━━ RECORDS FOR PROCESSING ━━
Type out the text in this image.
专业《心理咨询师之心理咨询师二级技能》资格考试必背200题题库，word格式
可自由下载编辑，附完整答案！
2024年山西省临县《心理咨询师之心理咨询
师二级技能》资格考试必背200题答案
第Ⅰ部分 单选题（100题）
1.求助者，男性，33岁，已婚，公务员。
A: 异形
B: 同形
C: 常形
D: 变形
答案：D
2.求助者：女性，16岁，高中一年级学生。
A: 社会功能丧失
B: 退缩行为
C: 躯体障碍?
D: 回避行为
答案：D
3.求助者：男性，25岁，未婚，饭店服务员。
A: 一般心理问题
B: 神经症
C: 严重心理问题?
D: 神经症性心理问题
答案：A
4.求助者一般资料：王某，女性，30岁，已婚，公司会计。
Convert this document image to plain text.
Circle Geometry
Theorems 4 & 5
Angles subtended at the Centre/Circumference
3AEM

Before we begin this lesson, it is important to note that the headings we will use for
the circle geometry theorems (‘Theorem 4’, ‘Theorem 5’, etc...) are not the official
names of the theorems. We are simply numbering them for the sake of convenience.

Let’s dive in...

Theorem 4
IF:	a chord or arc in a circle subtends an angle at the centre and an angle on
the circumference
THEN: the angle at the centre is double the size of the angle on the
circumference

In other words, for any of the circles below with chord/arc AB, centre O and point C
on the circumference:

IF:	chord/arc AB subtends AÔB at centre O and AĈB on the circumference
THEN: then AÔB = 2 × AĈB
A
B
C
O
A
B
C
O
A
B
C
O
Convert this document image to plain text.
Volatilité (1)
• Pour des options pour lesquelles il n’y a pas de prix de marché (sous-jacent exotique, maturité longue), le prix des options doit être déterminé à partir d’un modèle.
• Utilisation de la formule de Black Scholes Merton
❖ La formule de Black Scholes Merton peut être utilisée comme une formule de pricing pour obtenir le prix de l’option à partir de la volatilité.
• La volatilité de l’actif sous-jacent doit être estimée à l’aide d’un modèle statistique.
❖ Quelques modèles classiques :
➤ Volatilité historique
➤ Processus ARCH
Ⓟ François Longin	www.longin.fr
━━━
[TASK INSTRUCTIONS]:
Print the material verbatim, all of it.

[SOLUTION FOR THIS PROBLEM]:
Type out the text in this image.
专业《心理咨询师之心理咨询师二级技能》资格考试必背200题题库，word格式
可自由下载编辑，附完整答案！
2024年山西省临县《心理咨询师之心理咨询
师二级技能》资格考试必背200题答案
第Ⅰ部分 单选题（100题）
1.求助者，男性，33岁，已婚，公务员。
A: 异形
B: 同形
C: 常形
D: 变形
答案：D
2.求助者：女性，16岁，高中一年级学生。
A: 社会功能丧失
B: 退缩行为
C: 躯体障碍?
D: 回避行为
答案：D
3.求助者：男性，25岁，未婚，饭店服务员。
A: 一般心理问题
B: 神经症
C: 严重心理问题?
D: 神经症性心理问题
答案：A
4.求助者一般资料：王某，女性，30岁，已婚，公司会计。
Convert this document image to plain text.
Circle Geometry
Theorems 4 & 5
Angles subtended at the Centre/Circumference
3AEM

Before we begin this lesson, it is important to note that the headings we will use for
the circle geometry theorems (‘Theorem 4’, ‘Theorem 5’, etc...) are not the official
names of the theorems. We are simply numbering them for the sake of convenience.

Let’s dive in...

Theorem 4
IF:	a chord or arc in a circle subtends an angle at the centre and an angle on
the circumference
THEN: the angle at the centre is double the size of the angle on the
circumference

In other words, for any of the circles below with chord/arc AB, centre O and point C
on the circumference:

IF:	chord/arc AB subtends AÔB at centre O and AĈB on the circumference
THEN: then AÔB = 2 × AĈB
A
B
C
O
A
B
C
O
A
B
C
O
Convert this document image to plain text.
Volatilité (1)
• Pour des options pour lesquelles il n’y a pas de prix de marché (sous-jacent exotique, maturité longue), le prix des options doit être déterminé à partir d’un modèle.
• Utilisation de la formule de Black Scholes Merton
❖ La formule de Black Scholes Merton peut être utilisée comme une formule de pricing pour obtenir le prix de l’option à partir de la volatilité.
• La volatilité de l’actif sous-jacent doit être estimée à l’aide d’un modèle statistique.
❖ Quelques modèles classiques :
➤ Volatilité historique
➤ Processus ARCH
Ⓟ François Longin	www.longin.fr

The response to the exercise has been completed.